List all lines of the data containing the word "Giuseppe".

*** Exercise inputs ***

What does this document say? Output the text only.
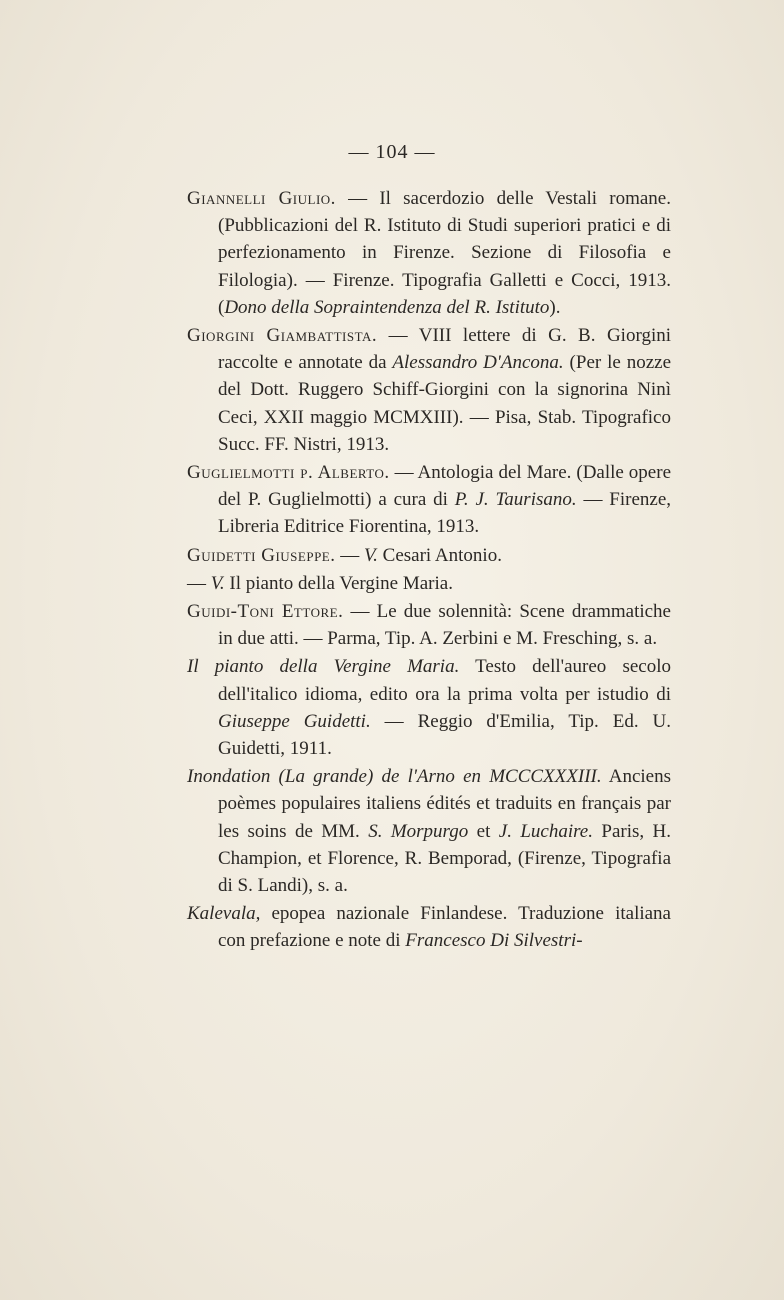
— 104 —

Giannelli Giulio. — Il sacerdozio delle Vestali romane. (Pubblicazioni del R. Istituto di Studi superiori pratici e di perfezionamento in Firenze. Sezione di Filosofia e Filologia). — Firenze. Tipografia Galletti e Cocci, 1913. (Dono della Sopraintendenza del R. Istituto).

Giorgini Giambattista. — VIII lettere di G. B. Giorgini raccolte e annotate da Alessandro D'Ancona. (Per le nozze del Dott. Ruggero Schiff-Giorgini con la signorina Ninì Ceci, XXII maggio MCMXIII). — Pisa, Stab. Tipografico Succ. FF. Nistri, 1913.

Guglielmotti p. Alberto. — Antologia del Mare. (Dalle opere del P. Guglielmotti) a cura di P. J. Taurisano. — Firenze, Libreria Editrice Fiorentina, 1913.

Guidetti Giuseppe. — V. Cesari Antonio.

— V. Il pianto della Vergine Maria.

Guidi-Toni Ettore. — Le due solennità: Scene drammatiche in due atti. — Parma, Tip. A. Zerbini e M. Fresching, s. a.

Il pianto della Vergine Maria. Testo dell'aureo secolo dell'italico idioma, edito ora la prima volta per istudio di Giuseppe Guidetti. — Reggio d'Emilia, Tip. Ed. U. Guidetti, 1911.

Inondation (La grande) de l'Arno en MCCCXXXIII. Anciens poèmes populaires italiens édités et traduits en français par les soins de MM. S. Morpurgo et J. Luchaire. Paris, H. Champion, et Florence, R. Bemporad, (Firenze, Tipografia di S. Landi), s. a.

Kalevala, epopea nazionale Finlandese. Traduzione italiana con prefazione e note di Francesco Di Silvestri-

***

## Task answer
Guidetti Giuseppe. — V. Cesari Antonio.
Il pianto della Vergine Maria. Testo dell'aureo secolo dell'italico idioma, edito ora la prima volta per istudio di Giuseppe Guidetti. — Reggio d'Emilia, Tip. Ed. U. Guidetti, 1911.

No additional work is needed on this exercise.